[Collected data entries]
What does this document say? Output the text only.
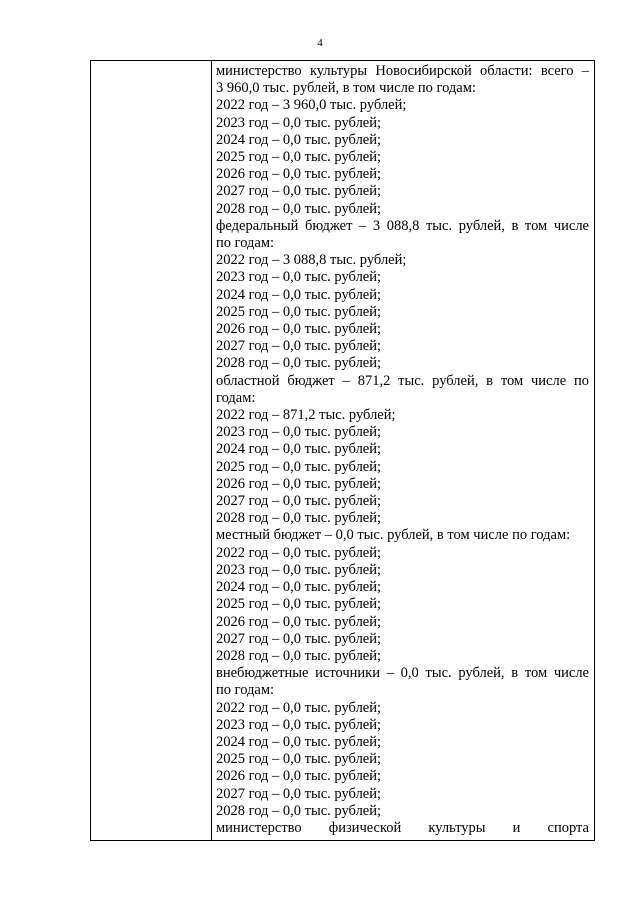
4
министерство культуры Новосибирской области: всего –
3 960,0 тыс. рублей, в том числе по годам:
2022 год – 3 960,0 тыс. рублей;
2023 год – 0,0 тыс. рублей;
2024 год – 0,0 тыс. рублей;
2025 год – 0,0 тыс. рублей;
2026 год – 0,0 тыс. рублей;
2027 год – 0,0 тыс. рублей;
2028 год – 0,0 тыс. рублей;
федеральный бюджет – 3 088,8 тыс. рублей, в том числе
по годам:
2022 год – 3 088,8 тыс. рублей;
2023 год – 0,0 тыс. рублей;
2024 год – 0,0 тыс. рублей;
2025 год – 0,0 тыс. рублей;
2026 год – 0,0 тыс. рублей;
2027 год – 0,0 тыс. рублей;
2028 год – 0,0 тыс. рублей;
областной бюджет – 871,2 тыс. рублей, в том числе по
годам:
2022 год – 871,2 тыс. рублей;
2023 год – 0,0 тыс. рублей;
2024 год – 0,0 тыс. рублей;
2025 год – 0,0 тыс. рублей;
2026 год – 0,0 тыс. рублей;
2027 год – 0,0 тыс. рублей;
2028 год – 0,0 тыс. рублей;
местный бюджет – 0,0 тыс. рублей, в том числе по годам:
2022 год – 0,0 тыс. рублей;
2023 год – 0,0 тыс. рублей;
2024 год – 0,0 тыс. рублей;
2025 год – 0,0 тыс. рублей;
2026 год – 0,0 тыс. рублей;
2027 год – 0,0 тыс. рублей;
2028 год – 0,0 тыс. рублей;
внебюджетные источники – 0,0 тыс. рублей, в том числе
по годам:
2022 год – 0,0 тыс. рублей;
2023 год – 0,0 тыс. рублей;
2024 год – 0,0 тыс. рублей;
2025 год – 0,0 тыс. рублей;
2026 год – 0,0 тыс. рублей;
2027 год – 0,0 тыс. рублей;
2028 год – 0,0 тыс. рублей;
министерство физической культуры и спорта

What the task requires
Find all the lines containing "годам" in the material, then copy them.

Exercise result
3 960,0 тыс. рублей, в том числе по годам:
по годам:
годам:
местный бюджет – 0,0 тыс. рублей, в том числе по годам:
по годам:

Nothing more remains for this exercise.